- [Data shown]:
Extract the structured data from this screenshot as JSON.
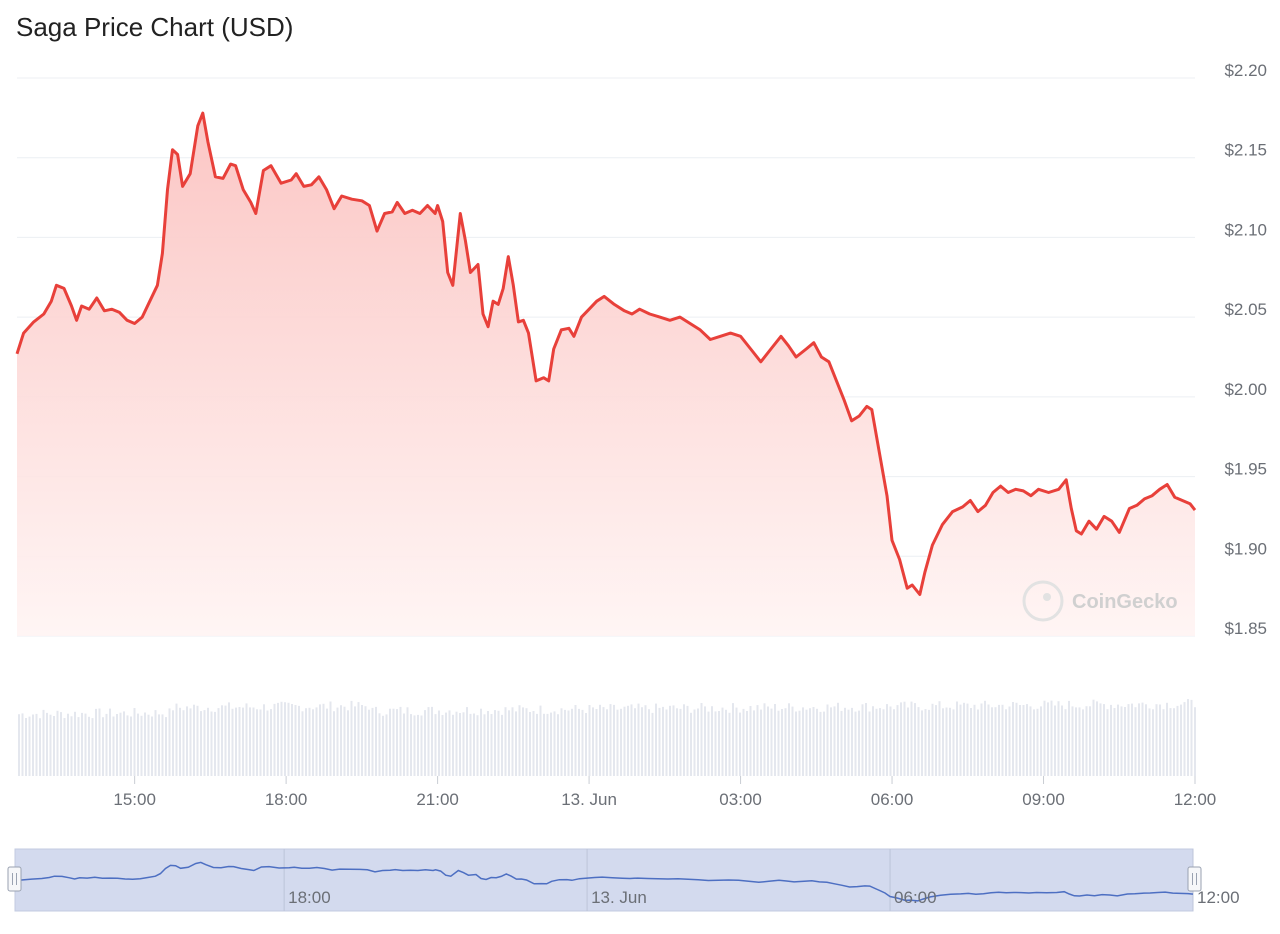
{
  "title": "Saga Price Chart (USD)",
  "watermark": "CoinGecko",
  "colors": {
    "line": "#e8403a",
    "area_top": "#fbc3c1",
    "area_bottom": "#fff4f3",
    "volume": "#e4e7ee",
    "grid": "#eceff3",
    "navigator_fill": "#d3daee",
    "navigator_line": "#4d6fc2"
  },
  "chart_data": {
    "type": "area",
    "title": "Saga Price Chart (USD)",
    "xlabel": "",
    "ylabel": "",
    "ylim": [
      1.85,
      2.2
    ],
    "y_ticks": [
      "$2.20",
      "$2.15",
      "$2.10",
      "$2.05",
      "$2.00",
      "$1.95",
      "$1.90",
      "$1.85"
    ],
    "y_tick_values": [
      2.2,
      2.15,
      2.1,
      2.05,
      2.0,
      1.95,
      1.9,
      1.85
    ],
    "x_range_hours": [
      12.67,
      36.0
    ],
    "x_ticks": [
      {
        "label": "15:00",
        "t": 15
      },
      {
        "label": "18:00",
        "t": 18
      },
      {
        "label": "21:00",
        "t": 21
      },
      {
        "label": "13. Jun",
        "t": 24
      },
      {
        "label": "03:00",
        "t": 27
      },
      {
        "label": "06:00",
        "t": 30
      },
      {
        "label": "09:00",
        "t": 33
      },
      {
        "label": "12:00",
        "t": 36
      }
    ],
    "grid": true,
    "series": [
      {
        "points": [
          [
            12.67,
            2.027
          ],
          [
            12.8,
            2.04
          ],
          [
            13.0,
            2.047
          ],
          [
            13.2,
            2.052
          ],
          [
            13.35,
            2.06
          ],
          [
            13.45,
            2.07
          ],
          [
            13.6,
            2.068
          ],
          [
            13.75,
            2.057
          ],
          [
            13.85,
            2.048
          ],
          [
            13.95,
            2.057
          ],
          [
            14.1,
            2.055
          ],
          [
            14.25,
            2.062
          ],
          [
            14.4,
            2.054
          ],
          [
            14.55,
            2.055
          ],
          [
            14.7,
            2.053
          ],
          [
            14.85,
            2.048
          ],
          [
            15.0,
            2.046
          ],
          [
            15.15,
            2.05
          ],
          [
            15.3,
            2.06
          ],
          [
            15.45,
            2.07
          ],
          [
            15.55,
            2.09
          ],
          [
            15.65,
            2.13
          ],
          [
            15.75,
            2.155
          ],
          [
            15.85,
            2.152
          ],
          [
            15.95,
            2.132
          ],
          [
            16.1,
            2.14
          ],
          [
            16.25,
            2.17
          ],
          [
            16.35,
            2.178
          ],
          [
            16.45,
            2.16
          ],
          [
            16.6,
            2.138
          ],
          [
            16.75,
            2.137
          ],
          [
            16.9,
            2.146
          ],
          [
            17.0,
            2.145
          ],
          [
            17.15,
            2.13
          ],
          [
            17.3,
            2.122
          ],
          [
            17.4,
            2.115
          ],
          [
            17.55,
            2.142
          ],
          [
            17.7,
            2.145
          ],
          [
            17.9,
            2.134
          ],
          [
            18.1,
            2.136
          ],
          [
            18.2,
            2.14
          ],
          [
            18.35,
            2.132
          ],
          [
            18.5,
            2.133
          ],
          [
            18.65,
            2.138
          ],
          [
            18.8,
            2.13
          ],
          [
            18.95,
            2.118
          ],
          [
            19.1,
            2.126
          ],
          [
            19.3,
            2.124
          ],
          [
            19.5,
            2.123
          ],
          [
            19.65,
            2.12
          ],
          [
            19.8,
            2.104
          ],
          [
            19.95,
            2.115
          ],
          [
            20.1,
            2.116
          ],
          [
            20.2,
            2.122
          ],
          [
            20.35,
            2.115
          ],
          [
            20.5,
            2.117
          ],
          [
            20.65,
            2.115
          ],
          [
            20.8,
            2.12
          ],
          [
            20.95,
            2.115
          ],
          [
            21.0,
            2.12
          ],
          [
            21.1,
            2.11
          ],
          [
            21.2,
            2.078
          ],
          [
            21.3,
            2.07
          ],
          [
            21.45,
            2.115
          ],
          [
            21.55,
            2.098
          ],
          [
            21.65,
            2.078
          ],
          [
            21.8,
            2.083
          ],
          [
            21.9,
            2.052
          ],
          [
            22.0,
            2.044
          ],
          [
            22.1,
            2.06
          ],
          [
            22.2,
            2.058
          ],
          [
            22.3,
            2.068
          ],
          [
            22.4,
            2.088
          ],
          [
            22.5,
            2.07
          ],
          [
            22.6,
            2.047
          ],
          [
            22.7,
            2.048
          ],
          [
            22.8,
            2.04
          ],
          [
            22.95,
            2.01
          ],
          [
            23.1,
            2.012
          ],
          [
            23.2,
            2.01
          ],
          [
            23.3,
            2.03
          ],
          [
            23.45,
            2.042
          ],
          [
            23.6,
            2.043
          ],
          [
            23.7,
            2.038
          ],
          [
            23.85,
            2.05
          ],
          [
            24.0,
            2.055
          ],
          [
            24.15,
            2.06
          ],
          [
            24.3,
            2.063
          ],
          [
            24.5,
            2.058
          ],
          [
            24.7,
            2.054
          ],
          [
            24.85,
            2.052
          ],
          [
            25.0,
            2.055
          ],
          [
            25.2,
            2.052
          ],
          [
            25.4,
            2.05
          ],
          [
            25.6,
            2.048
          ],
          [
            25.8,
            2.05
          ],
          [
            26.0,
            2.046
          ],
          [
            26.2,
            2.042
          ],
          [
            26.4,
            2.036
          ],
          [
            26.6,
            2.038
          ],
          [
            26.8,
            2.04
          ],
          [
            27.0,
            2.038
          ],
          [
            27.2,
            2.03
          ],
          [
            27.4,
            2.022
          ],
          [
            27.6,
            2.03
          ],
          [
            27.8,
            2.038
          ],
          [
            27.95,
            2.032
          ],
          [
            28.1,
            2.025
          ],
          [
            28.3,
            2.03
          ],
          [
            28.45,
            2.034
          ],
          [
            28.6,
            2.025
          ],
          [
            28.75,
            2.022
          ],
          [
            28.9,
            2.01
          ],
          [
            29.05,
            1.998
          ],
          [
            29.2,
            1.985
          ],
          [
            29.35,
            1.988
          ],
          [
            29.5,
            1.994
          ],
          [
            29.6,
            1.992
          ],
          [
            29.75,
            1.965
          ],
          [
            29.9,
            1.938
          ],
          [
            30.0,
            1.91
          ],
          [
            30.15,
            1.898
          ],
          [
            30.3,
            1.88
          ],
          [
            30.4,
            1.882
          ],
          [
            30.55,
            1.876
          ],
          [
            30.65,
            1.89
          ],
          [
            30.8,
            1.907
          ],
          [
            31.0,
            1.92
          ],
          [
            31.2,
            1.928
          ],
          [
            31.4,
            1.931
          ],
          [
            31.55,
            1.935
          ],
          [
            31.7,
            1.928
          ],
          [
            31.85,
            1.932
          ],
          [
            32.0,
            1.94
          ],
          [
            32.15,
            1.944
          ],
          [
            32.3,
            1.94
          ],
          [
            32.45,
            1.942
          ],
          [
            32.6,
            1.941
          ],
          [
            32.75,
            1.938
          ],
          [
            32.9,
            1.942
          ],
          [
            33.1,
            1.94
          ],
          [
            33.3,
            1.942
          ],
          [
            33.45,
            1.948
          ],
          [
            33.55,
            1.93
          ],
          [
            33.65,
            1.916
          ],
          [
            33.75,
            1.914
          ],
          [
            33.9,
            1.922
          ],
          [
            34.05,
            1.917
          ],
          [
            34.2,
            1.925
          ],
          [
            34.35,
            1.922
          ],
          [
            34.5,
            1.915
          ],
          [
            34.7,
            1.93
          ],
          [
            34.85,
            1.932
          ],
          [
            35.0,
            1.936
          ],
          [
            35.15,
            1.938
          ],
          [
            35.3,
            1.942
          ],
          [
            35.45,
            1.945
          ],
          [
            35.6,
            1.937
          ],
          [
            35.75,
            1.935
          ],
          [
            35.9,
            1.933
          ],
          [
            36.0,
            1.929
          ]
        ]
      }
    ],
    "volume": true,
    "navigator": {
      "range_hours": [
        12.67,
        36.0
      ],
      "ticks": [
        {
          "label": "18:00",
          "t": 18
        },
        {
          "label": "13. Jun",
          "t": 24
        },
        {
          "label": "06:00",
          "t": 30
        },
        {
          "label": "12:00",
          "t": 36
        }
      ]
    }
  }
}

- [Required task]: From the entries above, list each line with "Saga" in it.

- [Output]:
  "title": "Saga Price Chart (USD)",
    "title": "Saga Price Chart (USD)",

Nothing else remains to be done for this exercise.